WRITTEN TASK - Produce an exact transcription of the listing below, omitting the pictures.

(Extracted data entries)
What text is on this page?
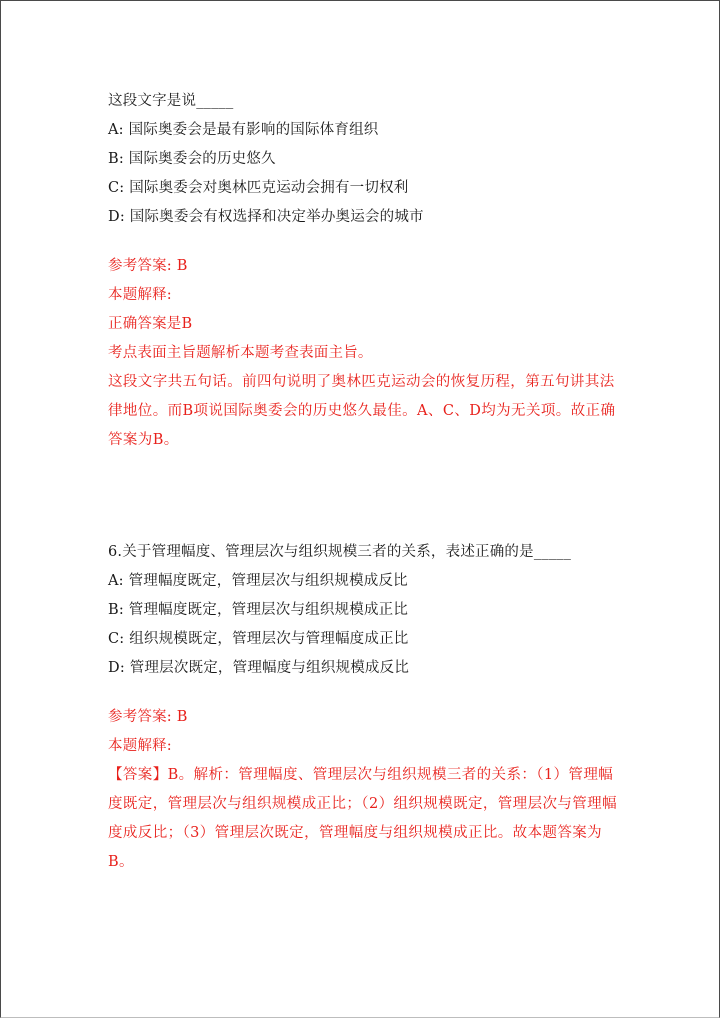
这段文字是说_____
A: 国际奥委会是最有影响的国际体育组织
B: 国际奥委会的历史悠久
C: 国际奥委会对奥林匹克运动会拥有一切权利
D: 国际奥委会有权选择和决定举办奥运会的城市
参考答案: B
本题解释:
正确答案是B
考点表面主旨题解析本题考查表面主旨。
这段文字共五句话。前四句说明了奥林匹克运动会的恢复历程，第五句讲其法
律地位。而B项说国际奥委会的历史悠久最佳。A、C、D均为无关项。故正确
答案为B。
6.关于管理幅度、管理层次与组织规模三者的关系，表述正确的是_____
A: 管理幅度既定，管理层次与组织规模成反比
B: 管理幅度既定，管理层次与组织规模成正比
C: 组织规模既定，管理层次与管理幅度成正比
D: 管理层次既定，管理幅度与组织规模成反比
参考答案: B
本题解释:
【答案】B。解析：管理幅度、管理层次与组织规模三者的关系：（1）管理幅
度既定，管理层次与组织规模成正比；（2）组织规模既定，管理层次与管理幅
度成反比；（3）管理层次既定，管理幅度与组织规模成正比。故本题答案为
B。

WRITTEN SOLUTION -
What text is on this page?
这段文字是说_____
A: 国际奥委会是最有影响的国际体育组织
B: 国际奥委会的历史悠久
C: 国际奥委会对奥林匹克运动会拥有一切权利
D: 国际奥委会有权选择和决定举办奥运会的城市
参考答案: B
本题解释:
正确答案是B
考点表面主旨题解析本题考查表面主旨。
这段文字共五句话。前四句说明了奥林匹克运动会的恢复历程，第五句讲其法
律地位。而B项说国际奥委会的历史悠久最佳。A、C、D均为无关项。故正确
答案为B。
6.关于管理幅度、管理层次与组织规模三者的关系，表述正确的是_____
A: 管理幅度既定，管理层次与组织规模成反比
B: 管理幅度既定，管理层次与组织规模成正比
C: 组织规模既定，管理层次与管理幅度成正比
D: 管理层次既定，管理幅度与组织规模成反比
参考答案: B
本题解释:
【答案】B。解析：管理幅度、管理层次与组织规模三者的关系：（1）管理幅
度既定，管理层次与组织规模成正比；（2）组织规模既定，管理层次与管理幅
度成反比；（3）管理层次既定，管理幅度与组织规模成正比。故本题答案为
B。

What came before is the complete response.